((

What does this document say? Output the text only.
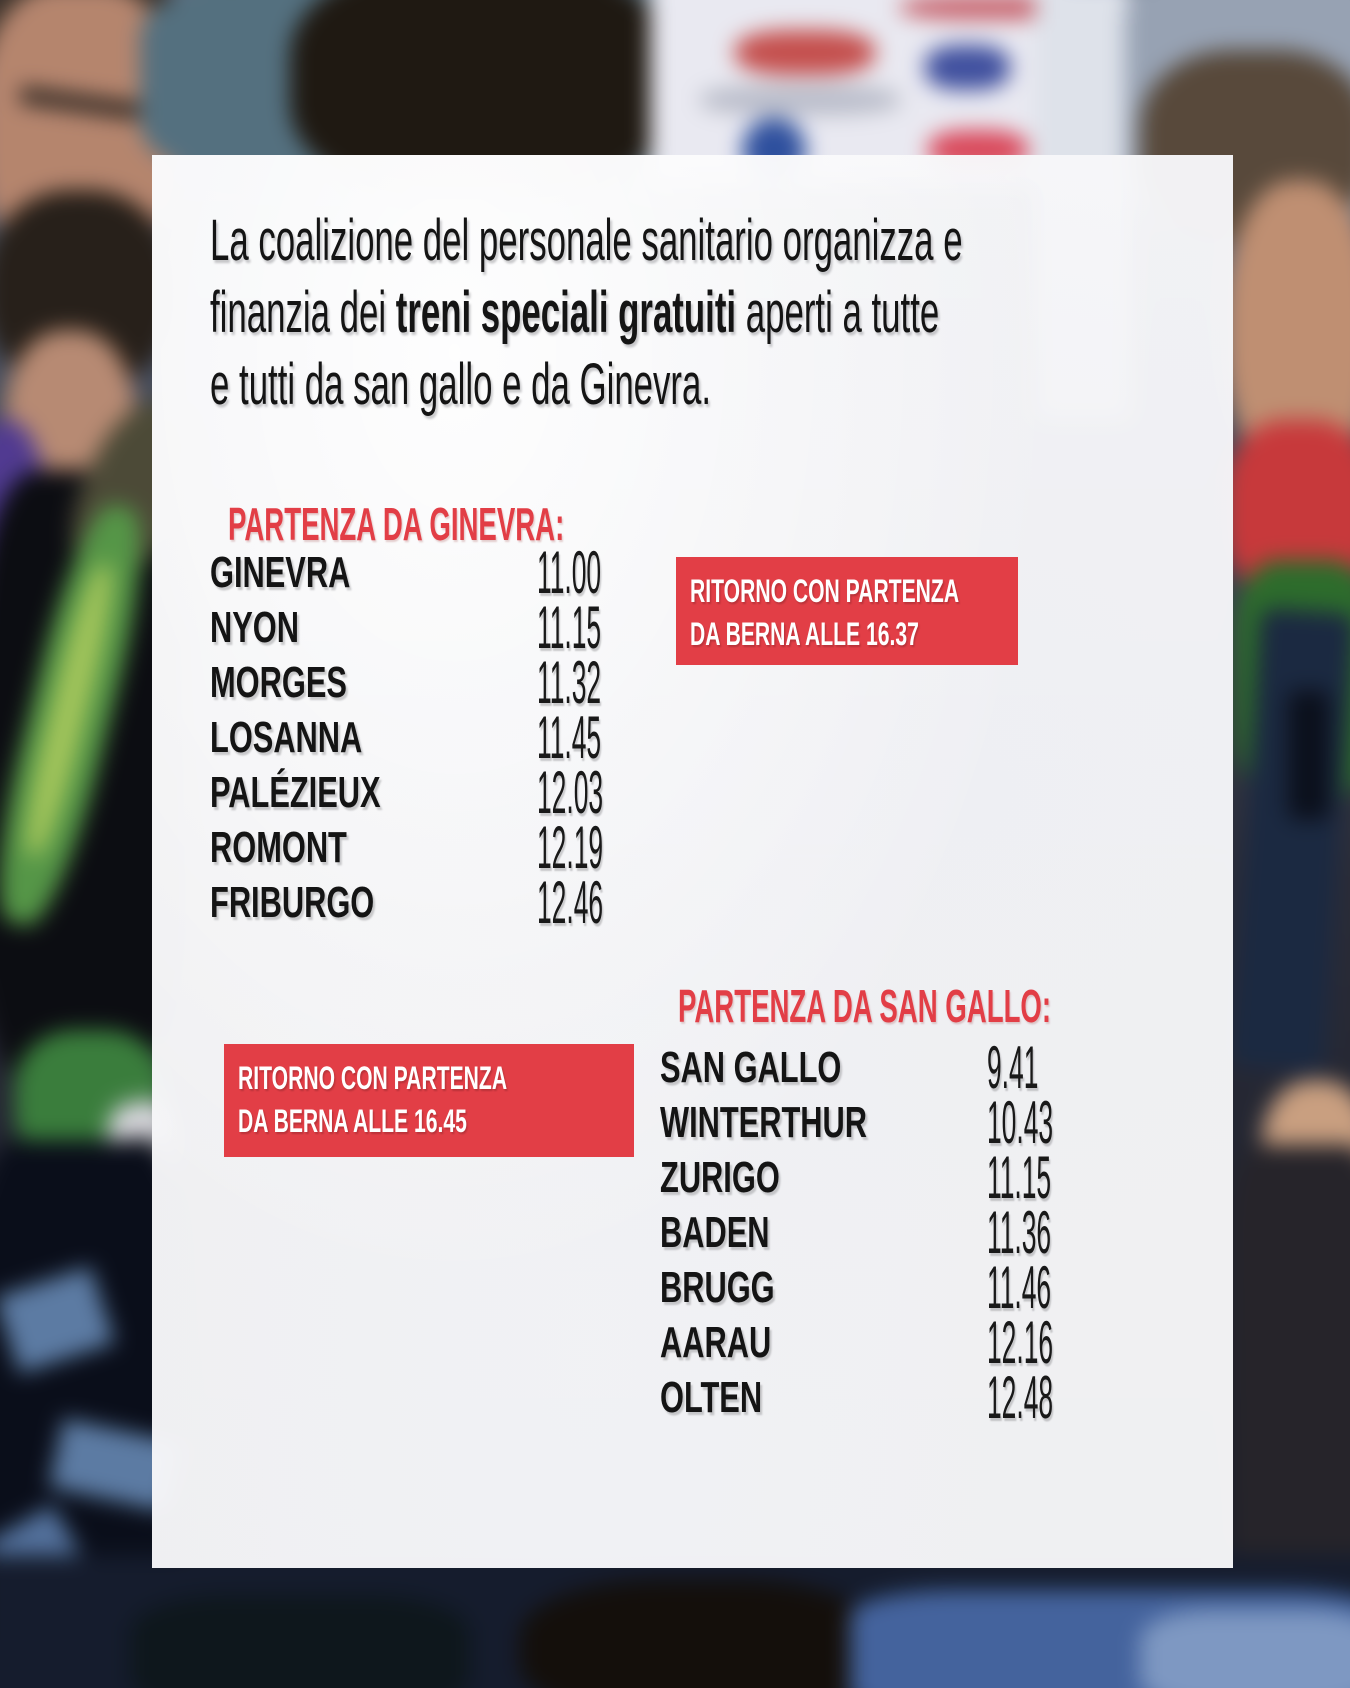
La coalizione del personale sanitario organizza e
finanzia dei treni speciali gratuiti aperti a tutte
e tutti da san gallo e da Ginevra.
PARTENZA DA GINEVRA:
GINEVRA	11.00
NYON	11.15
MORGES	11.32
LOSANNA	11.45
PALÉZIEUX	12.03
ROMONT	12.19
FRIBURGO	12.46
RITORNO CON PARTENZA
DA BERNA ALLE 16.37
RITORNO CON PARTENZA
DA BERNA ALLE 16.45
PARTENZA DA SAN GALLO:
SAN GALLO 9.41
WINTERTHUR 10.43
ZURIGO	11.15
BADEN	11.36
BRUGG	11.46
AARAU	12.16
OLTEN	12.48
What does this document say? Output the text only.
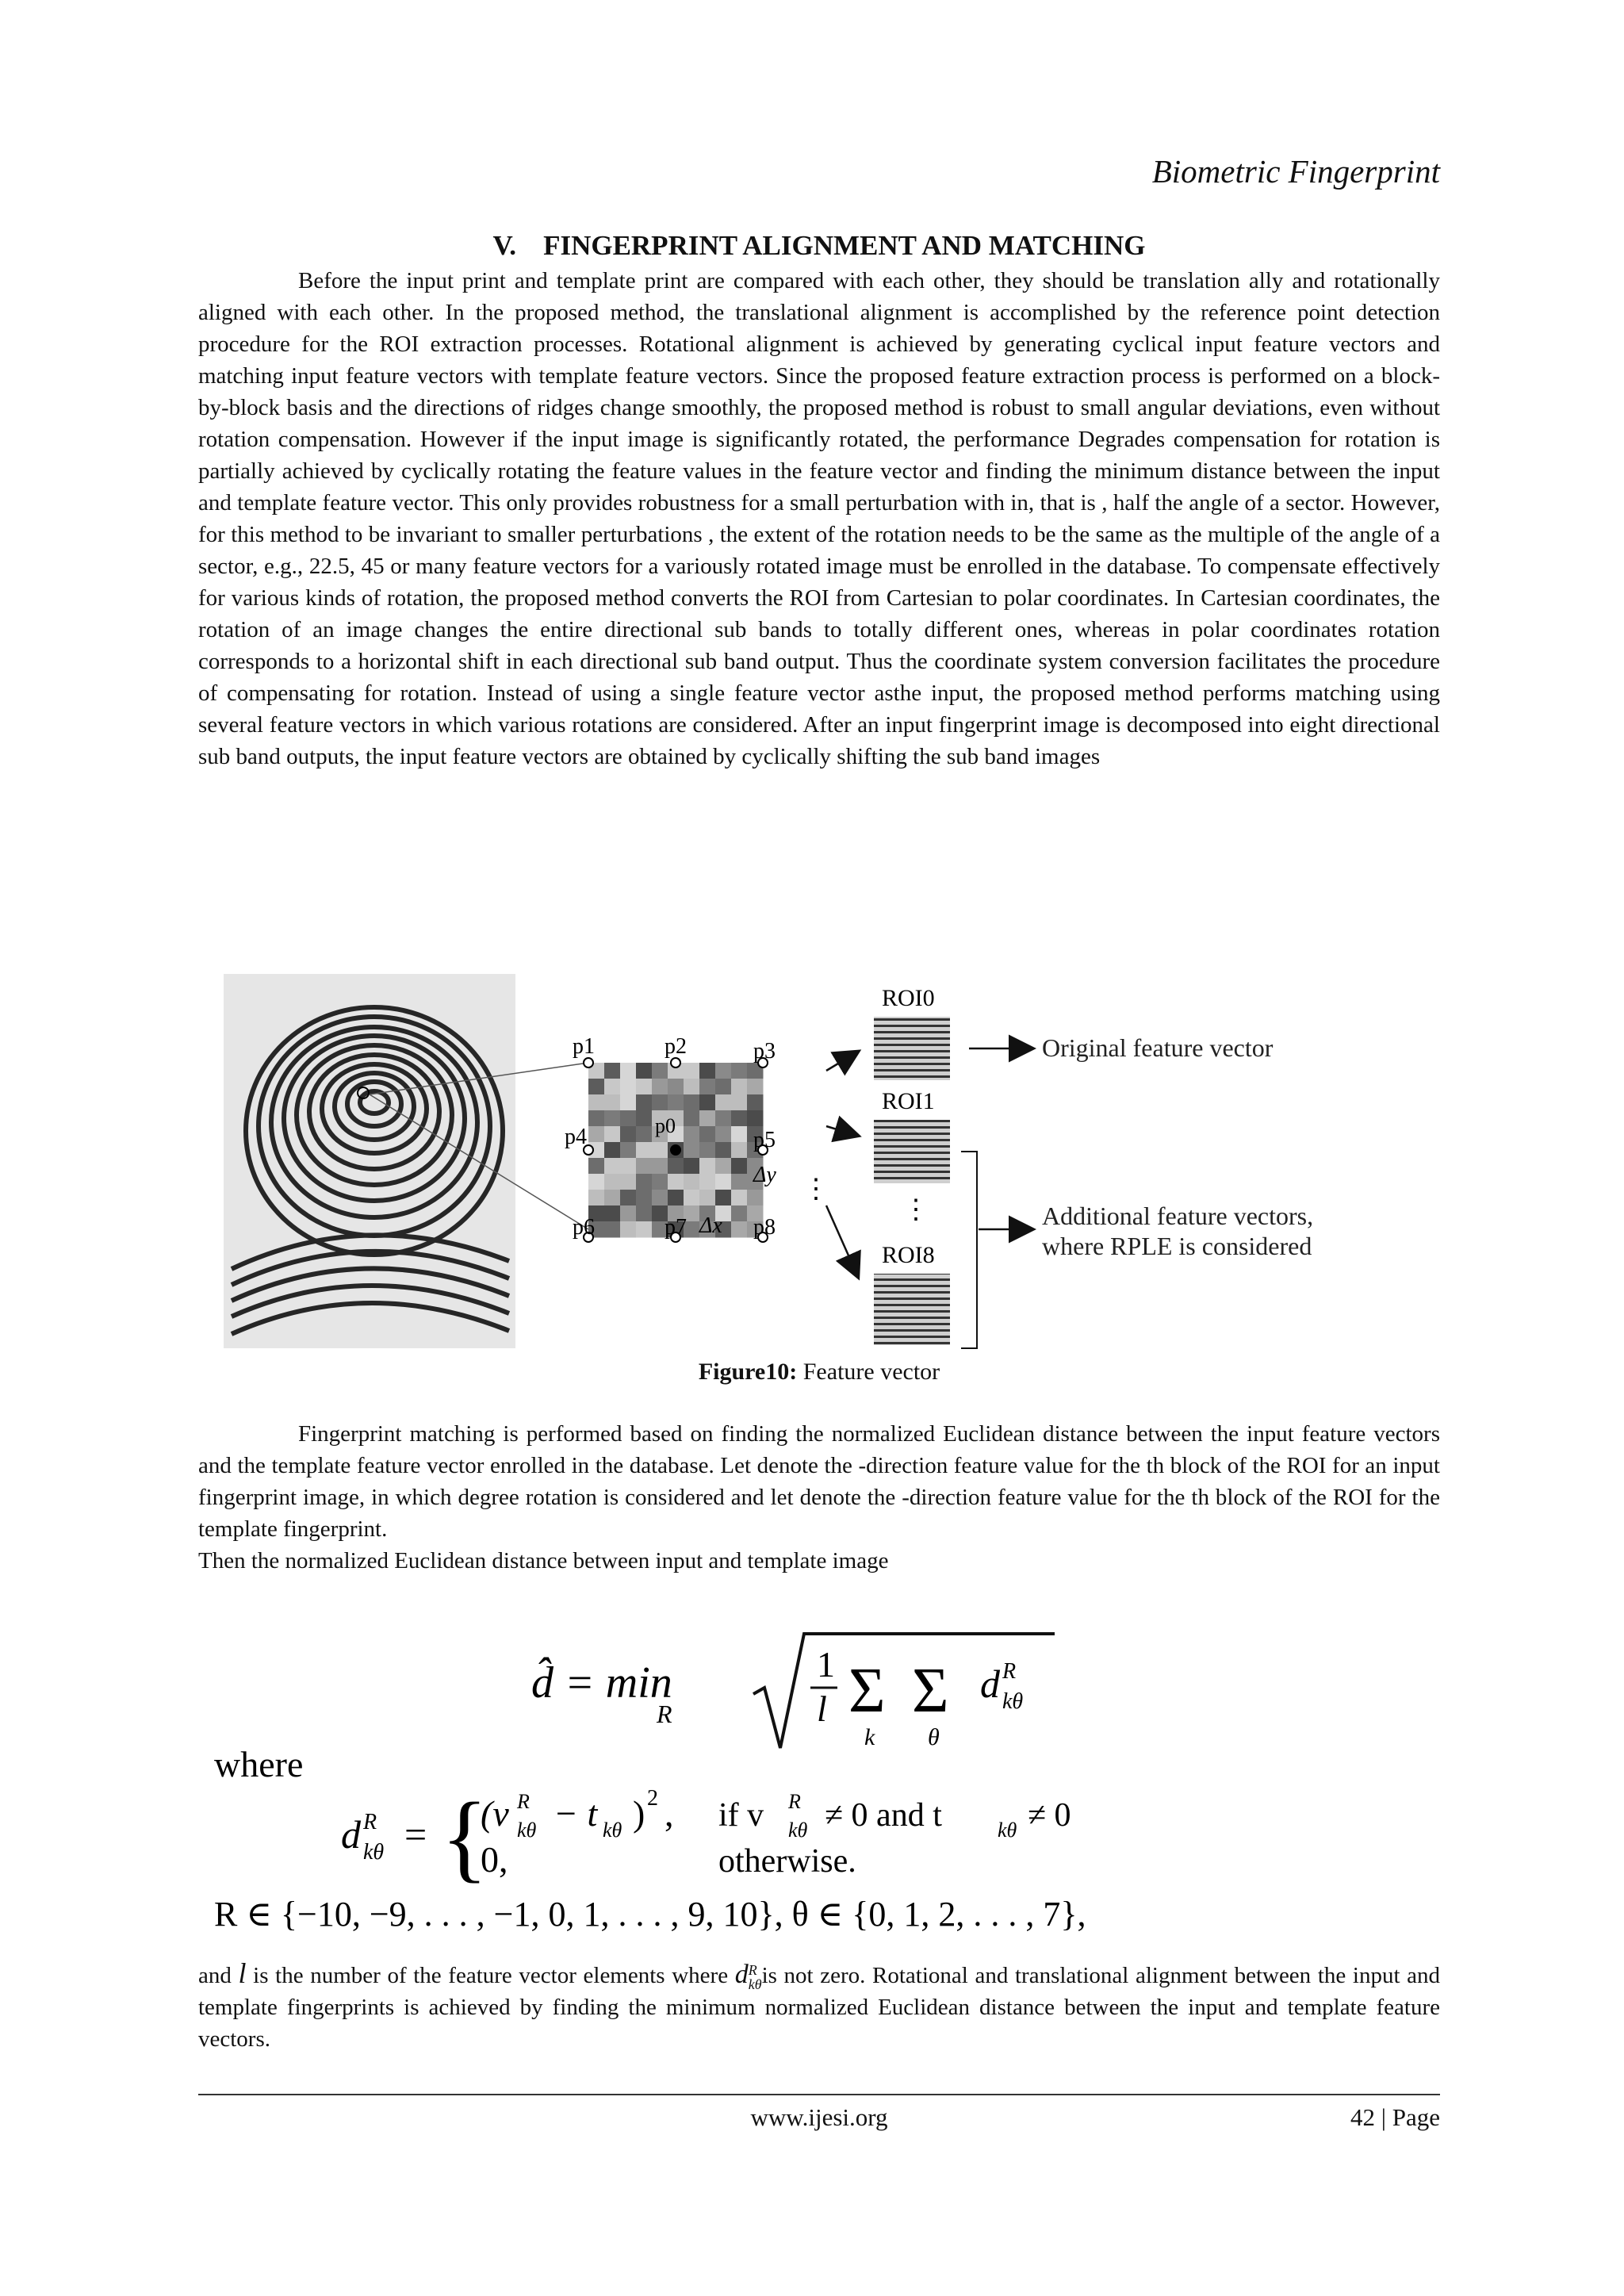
Biometric Fingerprint
V. FINGERPRINT ALIGNMENT AND MATCHING

Before the input print and template print are compared with each other, they should be translation ally and rotationally aligned with each other. In the proposed method, the translational alignment is accomplished by the reference point detection procedure for the ROI extraction processes. Rotational alignment is achieved by generating cyclical input feature vectors and matching input feature vectors with template feature vectors. Since the proposed feature extraction process is performed on a block-by-block basis and the directions of ridges change smoothly, the proposed method is robust to small angular deviations, even without rotation compensation. However if the input image is significantly rotated, the performance Degrades compensation for rotation is partially achieved by cyclically rotating the feature values in the feature vector and finding the minimum distance between the input and template feature vector. This only provides robustness for a small perturbation with in, that is , half the angle of a sector. However, for this method to be invariant to smaller perturbations , the extent of the rotation needs to be the same as the multiple of the angle of a sector, e.g., 22.5, 45 or many feature vectors for a variously rotated image must be enrolled in the database. To compensate effectively for various kinds of rotation, the proposed method converts the ROI from Cartesian to polar coordinates. In Cartesian coordinates, the rotation of an image changes the entire directional sub bands to totally different ones, whereas in polar coordinates rotation corresponds to a horizontal shift in each directional sub band output. Thus the coordinate system conversion facilitates the procedure of compensating for rotation. Instead of using a single feature vector asthe input, the proposed method performs matching using several feature vectors in which various rotations are considered. After an input fingerprint image is decomposed into eight directional sub band outputs, the input feature vectors are obtained by cyclically shifting the sub band images

p1	p2	p3
p4	p0
p5
p6	p7	p8
Δx
Δy ⋮
ROI0
ROI1
⋮
ROI8
Original feature vector
Additional feature vectors,
where RPLE is considered
Figure10: Feature vector

Fingerprint matching is performed based on finding the normalized Euclidean distance between the input feature vectors and the template feature vector enrolled in the database. Let denote the -direction feature value for the th block of the ROI for an input fingerprint image, in which degree rotation is considered and let denote the -direction feature value for the th block of the ROI for the template fingerprint.

Then the normalized Euclidean distance between input and template image

d̂ = min
R
1
l Σ
k
Σ
θ
d R
kθ
where
d R
kθ = {
(v R
kθ − t kθ ) 2 , if v R
kθ ≠ 0 and t	kθ ≠ 0
0,	otherwise.
R ∈ {−10, −9, . . . , −1, 0, 1, . . . , 9, 10}, θ ∈ {0, 1, 2, . . . , 7},

and l is the number of the feature vector elements where d R
kθ is not zero. Rotational and translational alignment between the input and template fingerprints is achieved by finding the minimum normalized Euclidean distance between the input and template feature vectors.

www.ijesi.org	42 | Page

))

PROBLEM DETAILS: Only the number is wanted: how many lines in the data include the word "translational"?

TASK ANSWER: 2